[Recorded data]
****
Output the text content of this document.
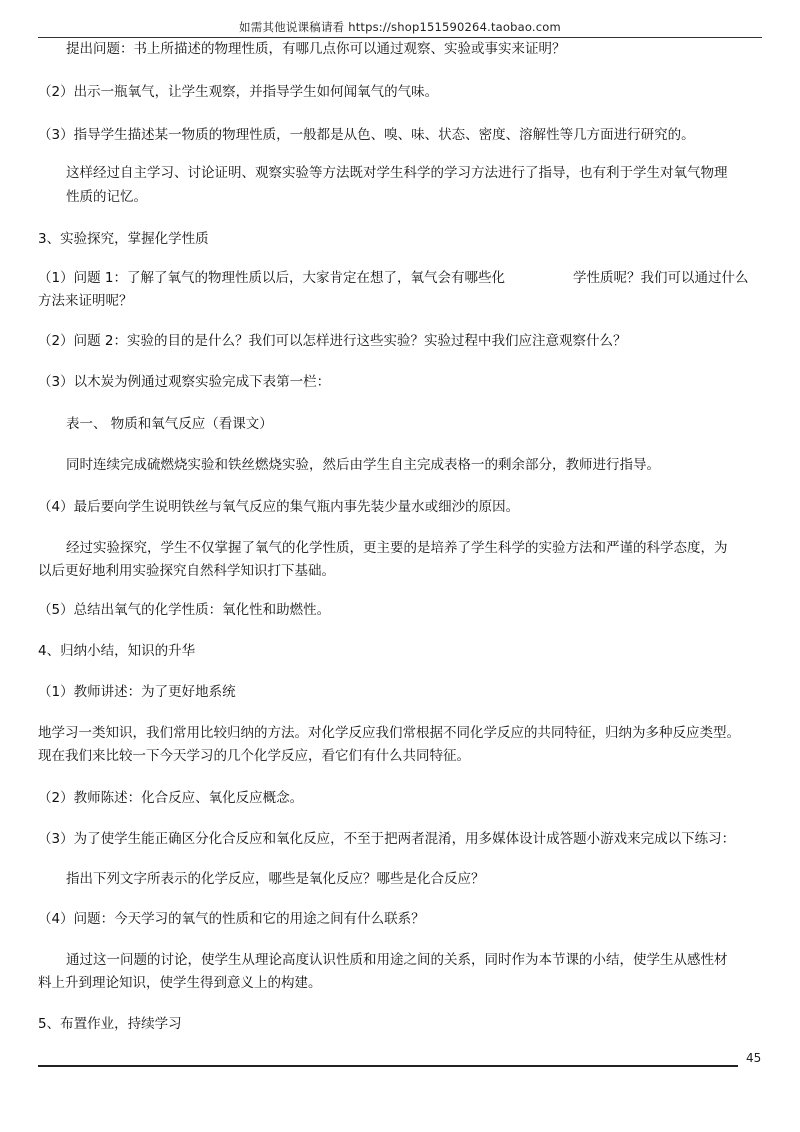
如需其他说课稿请看 https://shop151590264.taobao.com
提出问题：书上所描述的物理性质，有哪几点你可以通过观察、实验或事实来证明？
（2）出示一瓶氧气，让学生观察，并指导学生如何闻氧气的气味。
（3）指导学生描述某一物质的物理性质，一般都是从色、嗅、味、状态、密度、溶解性等几方面进行研究的。
这样经过自主学习、讨论证明、观察实验等方法既对学生科学的学习方法进行了指导，也有利于学生对氧气物理
性质的记忆。
3、实验探究，掌握化学性质
（1）问题 1：了解了氧气的物理性质以后，大家肯定在想了，氧气会有哪些化	学性质呢？我们可以通过什么
方法来证明呢？
（2）问题 2：实验的目的是什么？我们可以怎样进行这些实验？实验过程中我们应注意观察什么？
（3）以木炭为例通过观察实验完成下表第一栏：
表一、 物质和氧气反应（看课文）
同时连续完成硫燃烧实验和铁丝燃烧实验，然后由学生自主完成表格一的剩余部分，教师进行指导。
（4）最后要向学生说明铁丝与氧气反应的集气瓶内事先装少量水或细沙的原因。
经过实验探究，学生不仅掌握了氧气的化学性质，更主要的是培养了学生科学的实验方法和严谨的科学态度，为
以后更好地利用实验探究自然科学知识打下基础。
（5）总结出氧气的化学性质：氧化性和助燃性。
4、归纳小结，知识的升华
（1）教师讲述：为了更好地系统
地学习一类知识，我们常用比较归纳的方法。对化学反应我们常根据不同化学反应的共同特征，归纳为多种反应类型。
现在我们来比较一下今天学习的几个化学反应，看它们有什么共同特征。
（2）教师陈述：化合反应、氧化反应概念。
（3）为了使学生能正确区分化合反应和氧化反应，不至于把两者混淆，用多媒体设计成答题小游戏来完成以下练习：
指出下列文字所表示的化学反应，哪些是氧化反应？哪些是化合反应？
（4）问题：今天学习的氧气的性质和它的用途之间有什么联系？
通过这一问题的讨论，使学生从理论高度认识性质和用途之间的关系，同时作为本节课的小结，使学生从感性材
料上升到理论知识，使学生得到意义上的构建。
5、布置作业，持续学习
45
****
- **DO THIS**
All the records above need to be given again word for word. Skip the pictures.

- **SOLUTION BELOW**
Output the text content of this document.
如需其他说课稿请看 https://shop151590264.taobao.com
提出问题：书上所描述的物理性质，有哪几点你可以通过观察、实验或事实来证明？
（2）出示一瓶氧气，让学生观察，并指导学生如何闻氧气的气味。
（3）指导学生描述某一物质的物理性质，一般都是从色、嗅、味、状态、密度、溶解性等几方面进行研究的。
这样经过自主学习、讨论证明、观察实验等方法既对学生科学的学习方法进行了指导，也有利于学生对氧气物理
性质的记忆。
3、实验探究，掌握化学性质
（1）问题 1：了解了氧气的物理性质以后，大家肯定在想了，氧气会有哪些化	学性质呢？我们可以通过什么
方法来证明呢？
（2）问题 2：实验的目的是什么？我们可以怎样进行这些实验？实验过程中我们应注意观察什么？
（3）以木炭为例通过观察实验完成下表第一栏：
表一、 物质和氧气反应（看课文）
同时连续完成硫燃烧实验和铁丝燃烧实验，然后由学生自主完成表格一的剩余部分，教师进行指导。
（4）最后要向学生说明铁丝与氧气反应的集气瓶内事先装少量水或细沙的原因。
经过实验探究，学生不仅掌握了氧气的化学性质，更主要的是培养了学生科学的实验方法和严谨的科学态度，为
以后更好地利用实验探究自然科学知识打下基础。
（5）总结出氧气的化学性质：氧化性和助燃性。
4、归纳小结，知识的升华
（1）教师讲述：为了更好地系统
地学习一类知识，我们常用比较归纳的方法。对化学反应我们常根据不同化学反应的共同特征，归纳为多种反应类型。
现在我们来比较一下今天学习的几个化学反应，看它们有什么共同特征。
（2）教师陈述：化合反应、氧化反应概念。
（3）为了使学生能正确区分化合反应和氧化反应，不至于把两者混淆，用多媒体设计成答题小游戏来完成以下练习：
指出下列文字所表示的化学反应，哪些是氧化反应？哪些是化合反应？
（4）问题：今天学习的氧气的性质和它的用途之间有什么联系？
通过这一问题的讨论，使学生从理论高度认识性质和用途之间的关系，同时作为本节课的小结，使学生从感性材
料上升到理论知识，使学生得到意义上的构建。
5、布置作业，持续学习
45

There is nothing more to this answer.